Written instruction: Copy all lines that contain the word "供需错配下".

Recorded data:
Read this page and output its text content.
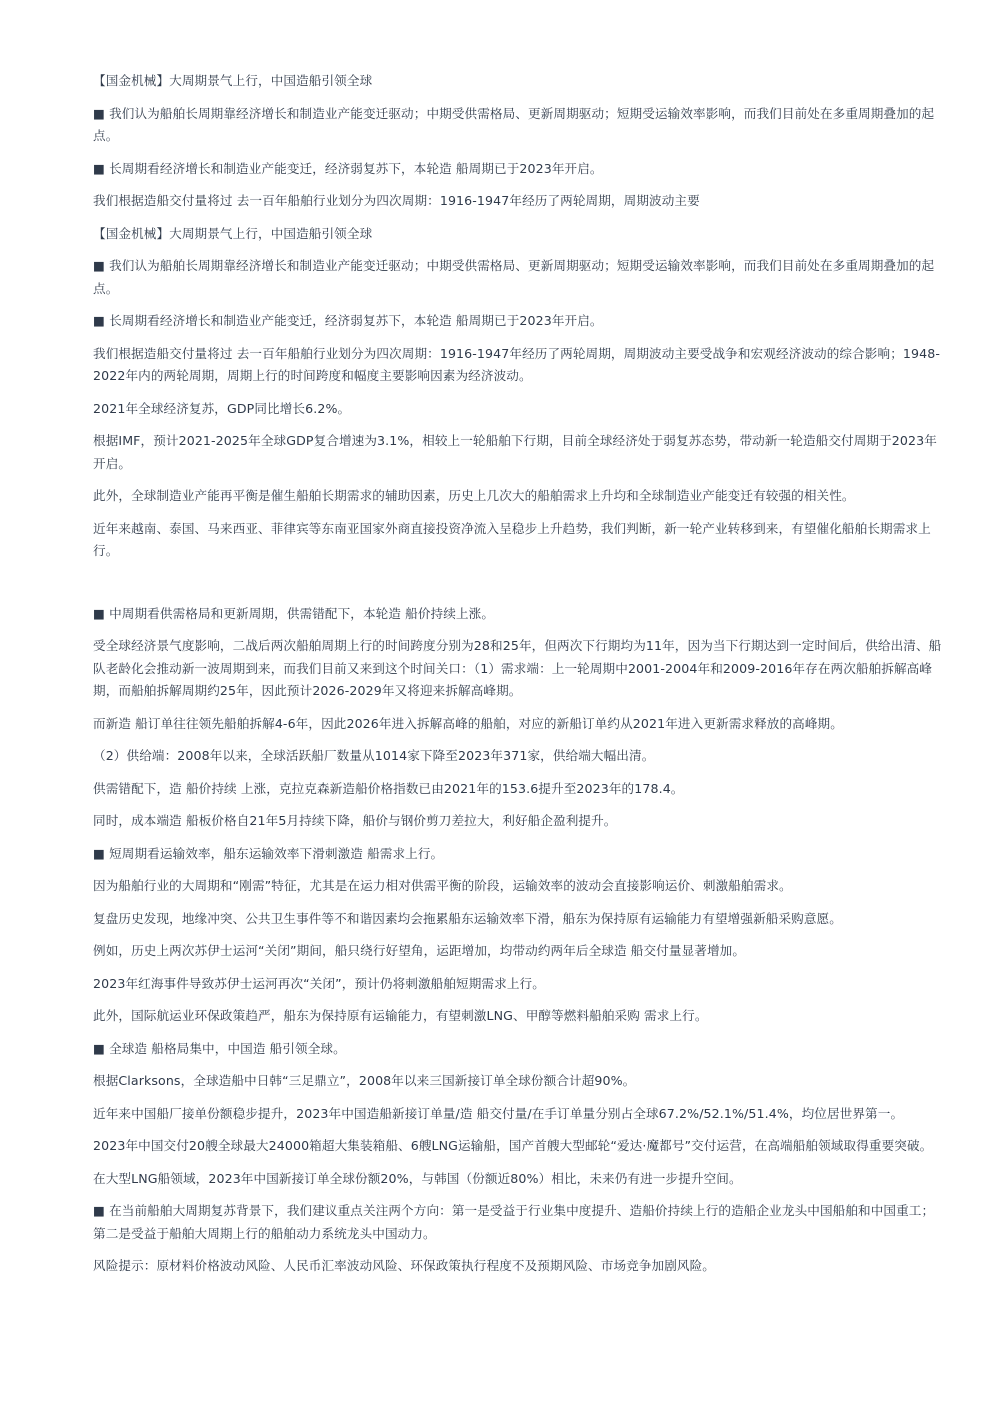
【国金机械】大周期景气上行，中国造船引领全球

■ 我们认为船舶长周期靠经济增长和制造业产能变迁驱动；中期受供需格局、更新周期驱动；短期受运输效率影响，而我们目前处在多重周期叠加的起点。

■ 长周期看经济增长和制造业产能变迁，经济弱复苏下，本轮造 船周期已于2023年开启。

我们根据造船交付量将过 去一百年船舶行业划分为四次周期：1916-1947年经历了两轮周期，周期波动主要

【国金机械】大周期景气上行，中国造船引领全球

■ 我们认为船舶长周期靠经济增长和制造业产能变迁驱动；中期受供需格局、更新周期驱动；短期受运输效率影响，而我们目前处在多重周期叠加的起点。

■ 长周期看经济增长和制造业产能变迁，经济弱复苏下，本轮造 船周期已于2023年开启。

我们根据造船交付量将过 去一百年船舶行业划分为四次周期：1916-1947年经历了两轮周期，周期波动主要受战争和宏观经济波动的综合影响；1948-2022年内的两轮周期，周期上行的时间跨度和幅度主要影响因素为经济波动。

2021年全球经济复苏，GDP同比增长6.2%。

根据IMF，预计2021-2025年全球GDP复合增速为3.1%，相较上一轮船舶下行期，目前全球经济处于弱复苏态势，带动新一轮造船交付周期于2023年开启。

此外，全球制造业产能再平衡是催生船舶长期需求的辅助因素，历史上几次大的船舶需求上升均和全球制造业产能变迁有较强的相关性。

近年来越南、泰国、马来西亚、菲律宾等东南亚国家外商直接投资净流入呈稳步上升趋势，我们判断，新一轮产业转移到来，有望催化船舶长期需求上行。

■ 中周期看供需格局和更新周期，供需错配下，本轮造 船价持续上涨。

受全球经济景气度影响，二战后两次船舶周期上行的时间跨度分别为28和25年，但两次下行期均为11年，因为当下行期达到一定时间后，供给出清、船队老龄化会推动新一波周期到来，而我们目前又来到这个时间关口：（1）需求端：上一轮周期中2001-2004年和2009-2016年存在两次船舶拆解高峰期，而船舶拆解周期约25年，因此预计2026-2029年又将迎来拆解高峰期。

而新造 船订单往往领先船舶拆解4-6年，因此2026年进入拆解高峰的船舶，对应的新船订单约从2021年进入更新需求释放的高峰期。

（2）供给端：2008年以来，全球活跃船厂数量从1014家下降至2023年371家，供给端大幅出清。

供需错配下，造 船价持续 上涨，克拉克森新造船价格指数已由2021年的153.6提升至2023年的178.4。

同时，成本端造 船板价格自21年5月持续下降，船价与钢价剪刀差拉大，利好船企盈利提升。

■ 短周期看运输效率，船东运输效率下滑刺激造 船需求上行。

因为船舶行业的大周期和“刚需”特征，尤其是在运力相对供需平衡的阶段，运输效率的波动会直接影响运价、刺激船舶需求。

复盘历史发现，地缘冲突、公共卫生事件等不和谐因素均会拖累船东运输效率下滑，船东为保持原有运输能力有望增强新船采购意愿。

例如，历史上两次苏伊士运河“关闭”期间，船只绕行好望角，运距增加，均带动约两年后全球造 船交付量显著增加。

2023年红海事件导致苏伊士运河再次“关闭”，预计仍将刺激船舶短期需求上行。

此外，国际航运业环保政策趋严，船东为保持原有运输能力，有望刺激LNG、甲醇等燃料船舶采购 需求上行。

■ 全球造 船格局集中，中国造 船引领全球。

根据Clarksons，全球造船中日韩“三足鼎立”，2008年以来三国新接订单全球份额合计超90%。

近年来中国船厂接单份额稳步提升，2023年中国造船新接订单量/造 船交付量/在手订单量分别占全球67.2%/52.1%/51.4%，均位居世界第一。

2023年中国交付20艘全球最大24000箱超大集装箱船、6艘LNG运输船，国产首艘大型邮轮“爱达·魔都号”交付运营，在高端船舶领域取得重要突破。

在大型LNG船领域，2023年中国新接订单全球份额20%，与韩国（份额近80%）相比，未来仍有进一步提升空间。

■ 在当前船舶大周期复苏背景下，我们建议重点关注两个方向：第一是受益于行业集中度提升、造船价持续上行的造船企业龙头中国船舶和中国重工；第二是受益于船舶大周期上行的船舶动力系统龙头中国动力。

风险提示：原材料价格波动风险、人民币汇率波动风险、环保政策执行程度不及预期风险、市场竞争加剧风险。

Output for this task:
■ 中周期看供需格局和更新周期，供需错配下，本轮造 船价持续上涨。
供需错配下，造 船价持续 上涨，克拉克森新造船价格指数已由2021年的153.6提升至2023年的178.4。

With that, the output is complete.